#### Challenge
Copy every record below exactly.

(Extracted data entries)
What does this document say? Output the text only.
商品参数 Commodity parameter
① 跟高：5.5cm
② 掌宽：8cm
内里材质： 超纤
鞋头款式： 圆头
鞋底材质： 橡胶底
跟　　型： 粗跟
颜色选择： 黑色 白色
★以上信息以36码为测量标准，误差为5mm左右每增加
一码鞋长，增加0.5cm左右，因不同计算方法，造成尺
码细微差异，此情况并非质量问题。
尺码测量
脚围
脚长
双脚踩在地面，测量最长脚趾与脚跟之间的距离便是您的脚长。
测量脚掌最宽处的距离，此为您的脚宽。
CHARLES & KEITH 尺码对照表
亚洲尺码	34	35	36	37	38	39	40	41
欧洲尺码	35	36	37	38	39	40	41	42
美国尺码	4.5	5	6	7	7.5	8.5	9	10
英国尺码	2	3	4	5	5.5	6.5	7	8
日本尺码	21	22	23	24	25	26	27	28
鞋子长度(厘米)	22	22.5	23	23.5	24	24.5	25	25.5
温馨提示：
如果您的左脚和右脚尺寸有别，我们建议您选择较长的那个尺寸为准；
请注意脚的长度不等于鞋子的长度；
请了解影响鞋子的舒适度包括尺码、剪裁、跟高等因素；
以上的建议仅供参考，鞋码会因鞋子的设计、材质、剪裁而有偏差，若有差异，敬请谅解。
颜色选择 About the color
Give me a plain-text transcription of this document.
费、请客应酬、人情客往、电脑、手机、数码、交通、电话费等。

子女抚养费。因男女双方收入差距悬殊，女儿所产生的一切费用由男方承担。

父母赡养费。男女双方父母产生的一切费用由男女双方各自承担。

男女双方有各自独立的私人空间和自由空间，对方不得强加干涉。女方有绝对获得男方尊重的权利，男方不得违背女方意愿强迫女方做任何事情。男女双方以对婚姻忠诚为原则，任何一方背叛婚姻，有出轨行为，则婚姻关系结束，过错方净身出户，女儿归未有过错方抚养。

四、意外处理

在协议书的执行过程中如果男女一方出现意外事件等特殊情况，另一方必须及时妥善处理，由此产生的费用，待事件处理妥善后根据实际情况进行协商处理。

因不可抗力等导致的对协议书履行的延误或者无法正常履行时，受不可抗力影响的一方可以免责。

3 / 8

#### The completed task
What does this document say? Output the text only.
商品参数 Commodity parameter
① 跟高：5.5cm
② 掌宽：8cm
内里材质： 超纤
鞋头款式： 圆头
鞋底材质： 橡胶底
跟　　型： 粗跟
颜色选择： 黑色 白色
★以上信息以36码为测量标准，误差为5mm左右每增加
一码鞋长，增加0.5cm左右，因不同计算方法，造成尺
码细微差异，此情况并非质量问题。
尺码测量
脚围
脚长
双脚踩在地面，测量最长脚趾与脚跟之间的距离便是您的脚长。
测量脚掌最宽处的距离，此为您的脚宽。
CHARLES & KEITH 尺码对照表
亚洲尺码	34	35	36	37	38	39	40	41
欧洲尺码	35	36	37	38	39	40	41	42
美国尺码	4.5	5	6	7	7.5	8.5	9	10
英国尺码	2	3	4	5	5.5	6.5	7	8
日本尺码	21	22	23	24	25	26	27	28
鞋子长度(厘米)	22	22.5	23	23.5	24	24.5	25	25.5
温馨提示：
如果您的左脚和右脚尺寸有别，我们建议您选择较长的那个尺寸为准；
请注意脚的长度不等于鞋子的长度；
请了解影响鞋子的舒适度包括尺码、剪裁、跟高等因素；
以上的建议仅供参考，鞋码会因鞋子的设计、材质、剪裁而有偏差，若有差异，敬请谅解。
颜色选择 About the color
Give me a plain-text transcription of this document.
费、请客应酬、人情客往、电脑、手机、数码、交通、电话费等。

子女抚养费。因男女双方收入差距悬殊，女儿所产生的一切费用由男方承担。

父母赡养费。男女双方父母产生的一切费用由男女双方各自承担。

男女双方有各自独立的私人空间和自由空间，对方不得强加干涉。女方有绝对获得男方尊重的权利，男方不得违背女方意愿强迫女方做任何事情。男女双方以对婚姻忠诚为原则，任何一方背叛婚姻，有出轨行为，则婚姻关系结束，过错方净身出户，女儿归未有过错方抚养。

四、意外处理

在协议书的执行过程中如果男女一方出现意外事件等特殊情况，另一方必须及时妥善处理，由此产生的费用，待事件处理妥善后根据实际情况进行协商处理。

因不可抗力等导致的对协议书履行的延误或者无法正常履行时，受不可抗力影响的一方可以免责。

3 / 8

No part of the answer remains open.